##### DATA EXTRACT

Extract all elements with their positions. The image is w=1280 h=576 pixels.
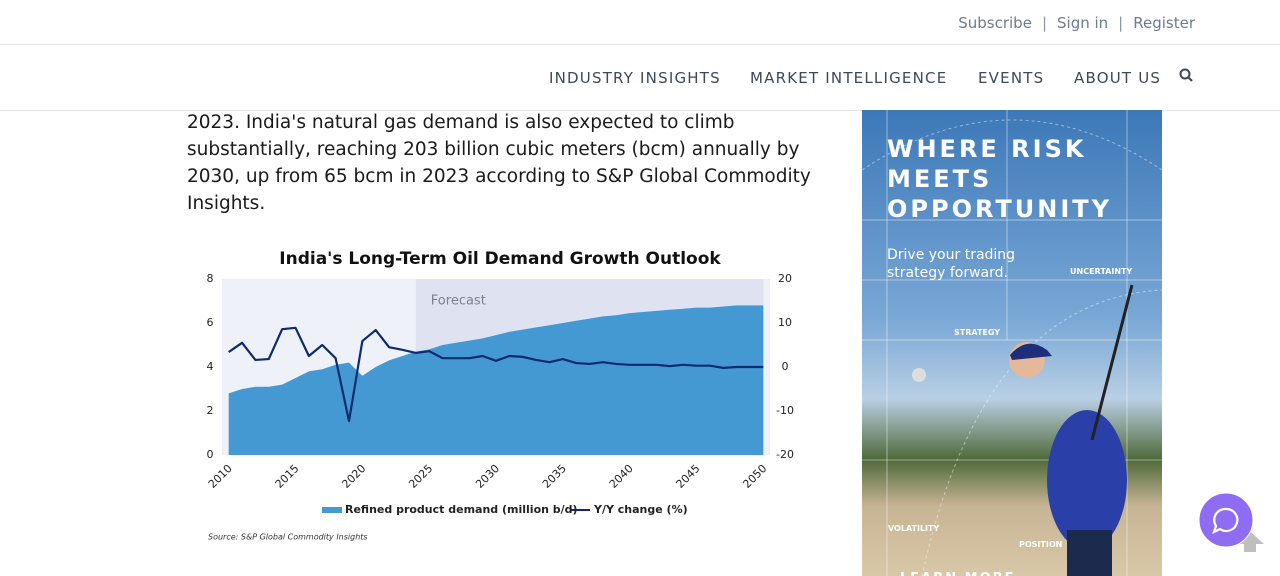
- chat-widget[interactable]: [1198, 492, 1280, 576]
- separator: |: [1118, 14, 1124, 32]
- ad-headline: MEETS: [887, 165, 992, 193]
- y-tick-label: 2: [207, 404, 214, 417]
- legend-swatch: [322, 507, 342, 513]
- x-tick-label: 2015: [273, 462, 302, 491]
- top-bar: Subscribe | Sign in | Register: [0, 0, 1280, 45]
- x-tick-label: 2045: [674, 462, 703, 491]
- paragraph-line: 2023. India's natural gas demand is also…: [187, 112, 735, 133]
- area: [228, 305, 764, 455]
- y-tick-label: 0: [207, 448, 214, 461]
- y-tick-label: 8: [207, 272, 214, 285]
- paragraph-line: Insights.: [187, 193, 266, 214]
- separator: |: [1041, 14, 1047, 32]
- search-icon[interactable]: [1179, 68, 1195, 84]
- forecast-label: Forecast: [431, 294, 486, 309]
- x-tick-label: 2040: [607, 462, 636, 491]
- account-link[interactable]: Subscribe: [958, 14, 1032, 32]
- nav-item[interactable]: ABOUT US: [1074, 69, 1162, 87]
- ad-label: POSITION: [1019, 540, 1062, 549]
- paragraph-line: 2030, up from 65 bcm in 2023 according t…: [187, 166, 811, 187]
- chart-title: India's Long-Term Oil Demand Growth Outl…: [279, 249, 721, 269]
- nav-item[interactable]: INDUSTRY INSIGHTS: [549, 69, 721, 87]
- y2-tick-label: 0: [782, 360, 789, 373]
- ad-label: UNCERTAINTY: [1070, 267, 1132, 276]
- y2-tick-label: 10: [778, 316, 792, 329]
- account-link[interactable]: Sign in: [1057, 14, 1109, 32]
- y2-tick-label: -10: [776, 404, 794, 417]
- article-paragraph: 2023. India's natural gas demand is also…: [187, 109, 811, 217]
- legend-label: Y/Y change (%): [593, 503, 688, 516]
- ad-headline: OPPORTUNITY: [887, 195, 1112, 223]
- ad-subtext: Drive your trading: [887, 247, 1015, 263]
- golfer: [912, 284, 1134, 576]
- paragraph-line: substantially, reaching 203 billion cubi…: [187, 139, 800, 160]
- ad-label: STRATEGY: [954, 328, 1000, 337]
- ad-headline: WHERE RISK: [887, 135, 1086, 163]
- nav-item[interactable]: MARKET INTELLIGENCE: [750, 69, 948, 87]
- chart-source: Source: S&P Global Commodity Insights: [208, 533, 368, 542]
- x-tick-label: 2025: [406, 462, 435, 491]
- account-link[interactable]: Register: [1133, 14, 1195, 32]
- account-links: Subscribe | Sign in | Register: [958, 14, 1195, 32]
- nav-bar: INDUSTRY INSIGHTS MARKET INTELLIGENCE EVEN…: [0, 45, 1280, 111]
- x-tick-label: 2035: [540, 462, 569, 491]
- ad-cta[interactable]: LEARN MORE: [900, 571, 1016, 576]
- nav-item[interactable]: EVENTS: [978, 69, 1045, 87]
- legend-label: Refined product demand (million b/d): [345, 503, 578, 516]
- y2-tick-label: -20: [776, 448, 794, 461]
- ad-label: VOLATILITY: [888, 524, 939, 533]
- y2-tick-label: 20: [778, 272, 792, 285]
- x-tick-label: 2030: [473, 462, 502, 491]
- chart: India's Long-Term Oil Demand Growth Outl…: [206, 249, 794, 542]
- ad-subtext: strategy forward.: [887, 265, 1008, 281]
- line: [228, 326, 764, 423]
- x-tick-label: 2050: [740, 462, 769, 491]
- y-tick-label: 4: [207, 360, 214, 373]
- x-tick-label: 2010: [206, 462, 235, 491]
- ad-grid: [862, 110, 1162, 576]
- x-tick-label: 2020: [339, 462, 368, 491]
- y-tick-label: 6: [207, 316, 214, 329]
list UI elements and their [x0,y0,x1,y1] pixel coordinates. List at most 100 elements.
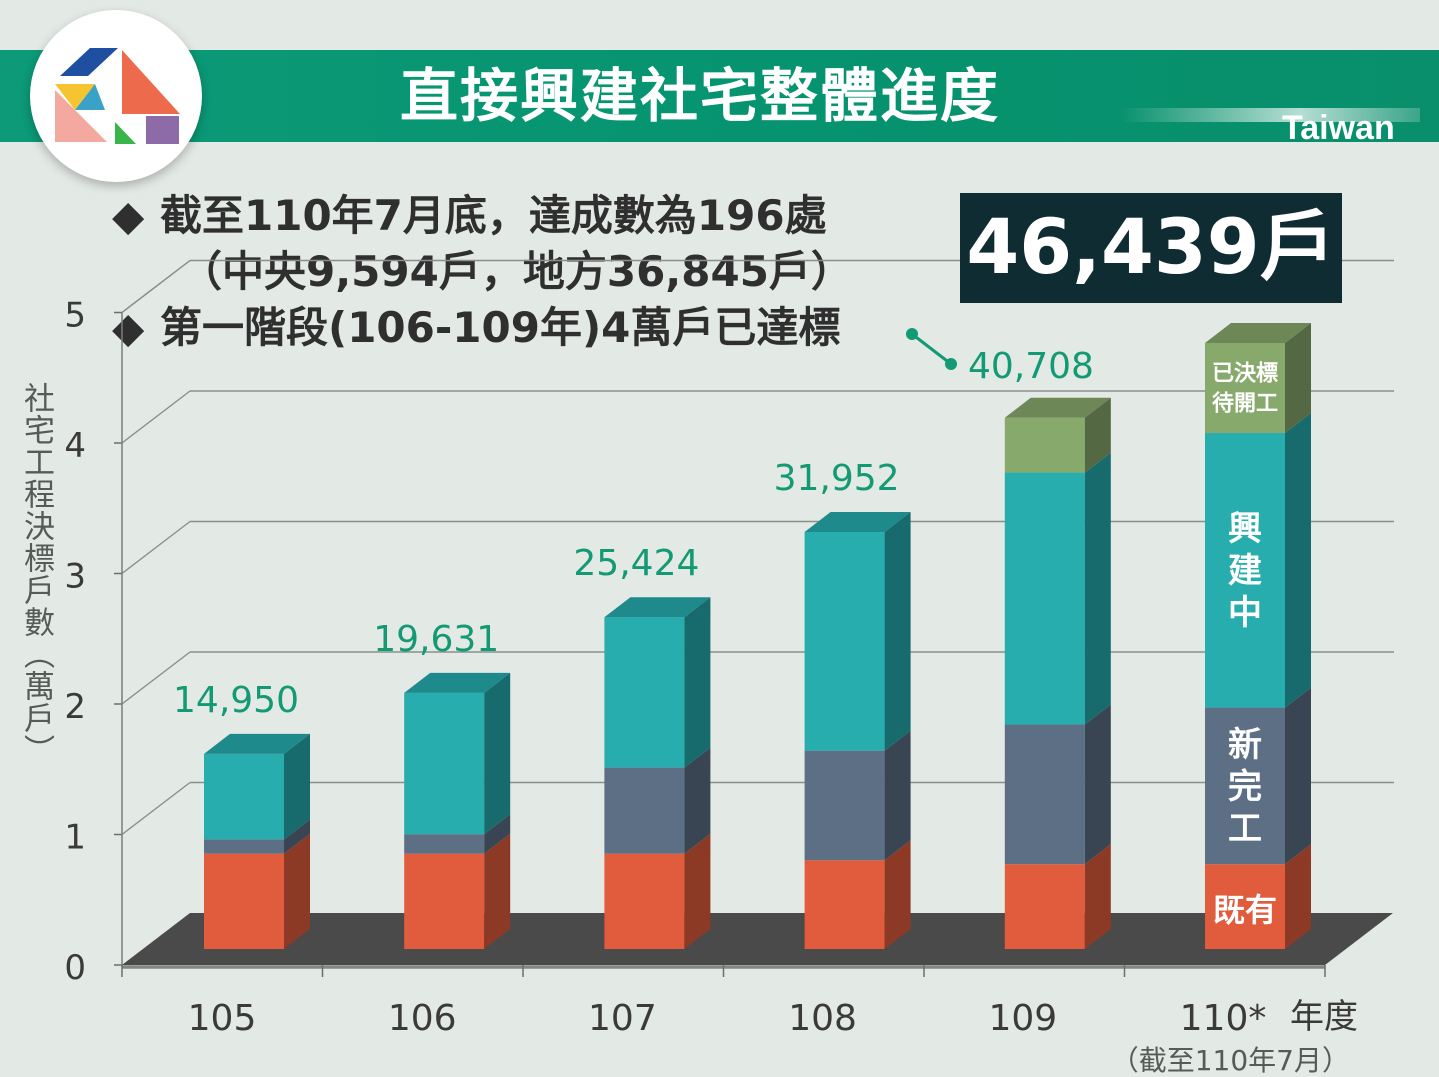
x-tick-label: 106 [388,998,457,1039]
bar-side-existing [884,840,911,949]
leader-line [911,332,952,366]
segment-label-under_construction: 興建中 [1228,509,1262,633]
gridline-diagonal [121,651,191,705]
summary-bullets: ◆ 截至110年7月底，達成數為196處 （中央9,594戶，地方36,845戶）… [112,188,853,356]
bar-side-new_completed [284,819,310,854]
segment-label-text: 既有 [1213,891,1277,929]
bar-top-face [604,597,711,618]
bar-side-new_completed [484,814,511,854]
bar-side-under_construction [1285,413,1311,708]
logo [30,10,202,182]
banner-light-streak [1120,108,1420,122]
total-units-badge: 46,439戶 [960,193,1342,303]
bar-segment-new_completed [1205,707,1285,865]
title-banner [0,50,1439,142]
bar-segment-existing [1004,864,1085,949]
bar-top-face [1205,322,1311,343]
bar-top-face [404,672,511,693]
segment-label-text: 新 [1228,725,1262,765]
summary-text-2: （中央9,594戶，地方36,845戶） [180,247,853,296]
bar-side-awarded_pending [1285,322,1311,434]
bar-segment-existing [1205,864,1285,949]
gridline-diagonal [121,520,191,575]
bar-side-new_completed [1084,704,1111,865]
x-tick-label: 107 [588,998,657,1039]
diamond-bullet-icon: ◆ [112,303,145,352]
bar-segment-existing [604,853,685,949]
bar-side-existing [1285,844,1311,949]
x-tick-label: 105 [188,998,257,1039]
bar-side-new_completed [884,730,911,861]
gridline-diagonal [121,259,191,314]
leader-dot [906,328,918,340]
data-label: 40,708 [968,346,1094,387]
bar-segment-under_construction [804,532,885,751]
y-tick-label: 1 [64,818,86,858]
y-tick-label: 4 [64,426,86,466]
summary-line-3: ◆ 第一階段(106-109年)4萬戶已達標 [112,300,853,356]
segment-label-text: 已決標 [1212,362,1278,387]
x-tick-label: 108 [788,998,857,1039]
bar-segment-under_construction [404,692,485,835]
data-label: 14,950 [173,680,299,721]
x-axis-title: 年度 [1290,997,1358,1037]
y-tick-label: 5 [64,296,86,336]
bar-side-under_construction [884,512,911,751]
bar-segment-under_construction [1205,433,1285,708]
brand-wordmark: Taiwan [1282,109,1395,142]
leader-dot [945,358,957,370]
y-tick-label: 2 [64,687,86,727]
gridline-diagonal [121,390,191,444]
bar-side-existing [484,833,511,949]
bar-side-under_construction [484,672,511,835]
segment-label-existing: 既有 [1213,891,1277,929]
bar-segment-new_completed [204,839,284,854]
bar-segment-existing [804,860,885,949]
summary-text-1: 截至110年7月底，達成數為196處 [160,191,827,240]
x-tick-label: 110* [1180,998,1267,1039]
bar-segment-new_completed [804,750,885,861]
bar-side-under_construction [684,597,711,768]
segment-label-text: 完 [1228,767,1262,807]
bar-segment-existing [404,853,485,949]
bar-segment-awarded_pending [1004,417,1085,473]
bar-side-existing [284,833,310,949]
bar-segment-new_completed [404,834,485,854]
gridline-diagonal [121,781,191,836]
bar-segment-existing [204,853,284,949]
bar-segment-awarded_pending [1205,342,1285,434]
chart-floor [122,913,1393,965]
bar-top-face [204,733,310,754]
summary-line-1: ◆ 截至110年7月底，達成數為196處 [112,188,853,244]
bar-segment-under_construction [1004,472,1085,725]
segment-label-text: 待開工 [1212,391,1278,417]
segment-label-new_completed: 新完工 [1228,725,1262,849]
segment-label-text: 建 [1228,551,1262,591]
segment-label-text: 工 [1228,809,1262,849]
bar-side-existing [684,833,711,949]
y-tick-label: 3 [64,557,86,597]
bar-side-under_construction [284,733,310,840]
summary-text-3: 第一階段(106-109年)4萬戶已達標 [160,303,841,352]
bar-side-new_completed [684,747,711,854]
bar-segment-under_construction [604,617,685,768]
x-axis-note: （截至110年7月） [1111,1044,1350,1077]
summary-line-2: （中央9,594戶，地方36,845戶） [112,244,853,300]
page-title: 直接興建社宅整體進度 [400,62,1001,130]
bar-side-awarded_pending [1084,397,1111,473]
tangram-logo-icon [55,48,180,144]
segment-label-text: 興 [1228,509,1262,549]
bar-segment-new_completed [1004,724,1085,865]
y-axis-title: 社宅工程決標戶數（萬戶） [18,382,55,766]
x-tick-label: 109 [988,998,1057,1039]
bar-segment-new_completed [604,767,685,854]
y-tick-label: 0 [64,948,86,988]
bar-side-new_completed [1285,687,1311,865]
data-label: 31,952 [774,458,900,499]
bar-side-existing [1084,844,1111,949]
bar-top-face [1004,397,1111,418]
data-label: 25,424 [573,543,699,584]
bar-top-face [804,512,911,533]
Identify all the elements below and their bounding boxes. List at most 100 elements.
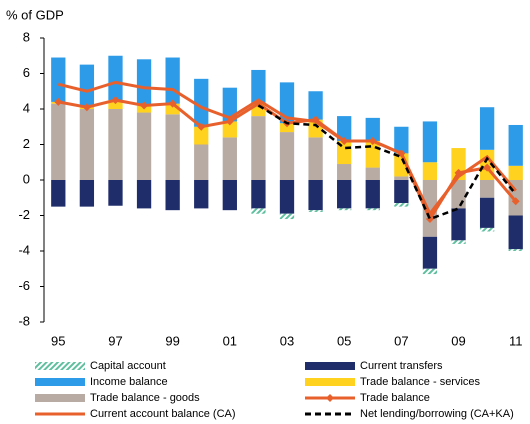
bar	[337, 208, 352, 211]
bar	[394, 126, 409, 154]
x-tick-label: 11	[509, 333, 523, 348]
bar	[508, 124, 523, 166]
bar	[365, 167, 380, 180]
bar	[136, 180, 152, 209]
x-tick-label: 99	[165, 333, 179, 348]
bar	[451, 208, 466, 241]
bar	[108, 109, 123, 180]
bar	[79, 64, 95, 108]
line-marker	[511, 197, 520, 206]
y-tick-label: 0	[23, 171, 30, 186]
bar	[365, 180, 380, 209]
legend-swatch	[35, 394, 85, 402]
bar	[279, 180, 295, 214]
legend-label: Current transfers	[360, 360, 443, 372]
bar	[422, 180, 438, 237]
legend-swatch	[35, 378, 85, 386]
bar	[194, 78, 209, 127]
bar	[308, 91, 323, 120]
legend-label: Capital account	[90, 360, 166, 372]
bar	[222, 87, 237, 122]
y-tick-label: -6	[18, 278, 30, 293]
bar	[479, 197, 495, 228]
chart-title: % of GDP	[6, 7, 64, 22]
bar	[251, 116, 266, 180]
bar	[508, 249, 523, 251]
legend-swatch	[35, 362, 85, 370]
x-tick-label: 05	[337, 333, 351, 348]
bar	[251, 208, 266, 214]
bar	[79, 109, 95, 180]
bar	[108, 100, 123, 109]
bar	[308, 210, 323, 212]
bar	[165, 180, 180, 211]
legend-swatch	[305, 362, 355, 370]
bar	[279, 82, 295, 124]
y-tick-label: -4	[18, 242, 30, 257]
bar	[422, 162, 438, 180]
bar	[365, 117, 380, 141]
bar	[165, 57, 180, 104]
x-tick-label: 01	[223, 333, 237, 348]
bar	[79, 180, 95, 207]
legend-label: Income balance	[90, 376, 168, 388]
line-marker	[168, 99, 177, 108]
bar	[308, 137, 323, 180]
bar	[136, 112, 152, 180]
bar	[108, 55, 123, 101]
y-tick-label: 4	[23, 100, 30, 115]
bar	[451, 240, 466, 244]
bar	[251, 69, 266, 104]
line-marker	[483, 163, 492, 172]
bar	[337, 116, 352, 141]
bar	[222, 137, 237, 180]
x-tick-label: 97	[108, 333, 122, 348]
line-marker	[54, 97, 63, 106]
bar	[165, 103, 180, 115]
bar	[337, 164, 352, 180]
legend-label: Net lending/borrowing (CA+KA)	[360, 408, 514, 420]
bar	[136, 59, 152, 106]
y-tick-label: 8	[23, 29, 30, 44]
bar	[251, 180, 266, 209]
bar	[194, 180, 209, 209]
line-marker	[225, 117, 234, 126]
bar	[108, 180, 123, 206]
bar	[51, 103, 66, 180]
y-tick-label: -2	[18, 207, 30, 222]
bar	[479, 107, 495, 150]
line-marker	[82, 103, 91, 112]
bar	[394, 176, 409, 180]
bar	[279, 123, 295, 133]
bar	[194, 126, 209, 145]
y-tick-label: 6	[23, 65, 30, 80]
bar	[508, 165, 523, 180]
line-marker	[140, 101, 149, 110]
line	[257, 104, 517, 221]
line-marker	[111, 96, 120, 105]
bar	[422, 236, 438, 269]
bar	[422, 121, 438, 163]
line-marker	[197, 122, 206, 131]
bar	[394, 180, 409, 204]
x-tick-label: 95	[51, 333, 65, 348]
bar	[394, 203, 409, 207]
bar	[279, 132, 295, 180]
line	[57, 80, 517, 217]
x-tick-label: 09	[451, 333, 465, 348]
y-tick-label: -8	[18, 313, 30, 328]
bar	[479, 180, 495, 198]
legend-label: Current account balance (CA)	[90, 408, 236, 420]
legend-swatch	[305, 378, 355, 386]
bar	[508, 215, 523, 250]
bar	[194, 144, 209, 180]
legend-label: Trade balance - services	[360, 376, 481, 388]
x-tick-label: 07	[394, 333, 408, 348]
bar	[51, 180, 66, 207]
bar	[365, 208, 380, 211]
bar	[222, 121, 237, 138]
bar	[165, 114, 180, 180]
bar	[51, 57, 66, 102]
legend-marker	[326, 394, 334, 402]
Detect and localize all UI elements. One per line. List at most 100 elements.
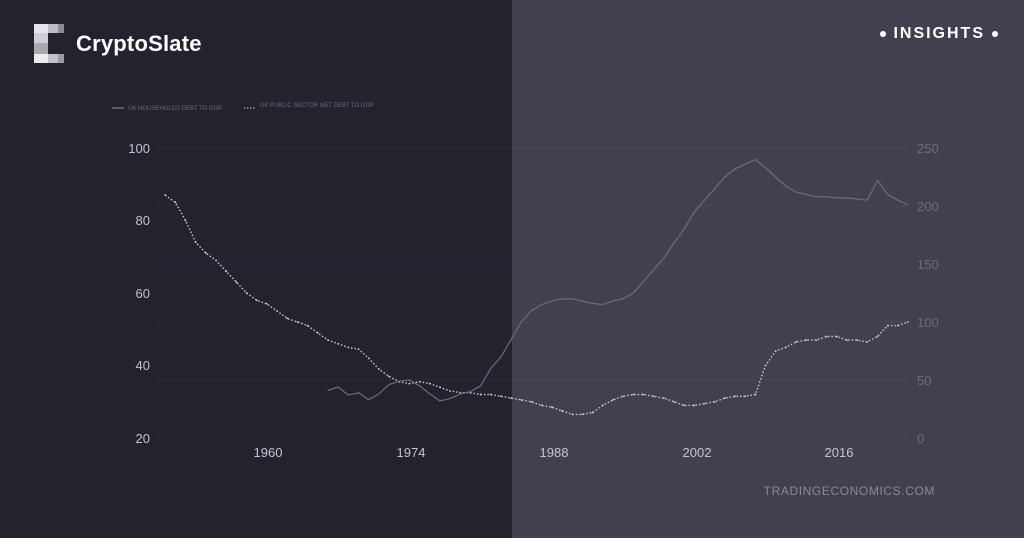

##########

Copy out, verbatim, the lines in the records above that begin with the line containing "208, 352, 211]" and end with the line containing "171, 30, 186]", including both of those lines.

**FULL RESPONSE**:
bar	[337, 208, 352, 211]
bar	[394, 126, 409, 154]
x-tick-label: 11	[509, 333, 523, 348]
bar	[508, 124, 523, 166]
bar	[365, 167, 380, 180]
bar	[136, 180, 152, 209]
x-tick-label: 99	[165, 333, 179, 348]
bar	[451, 208, 466, 241]
bar	[108, 109, 123, 180]
bar	[79, 64, 95, 108]
line-marker	[511, 197, 520, 206]
y-tick-label: 0	[23, 171, 30, 186]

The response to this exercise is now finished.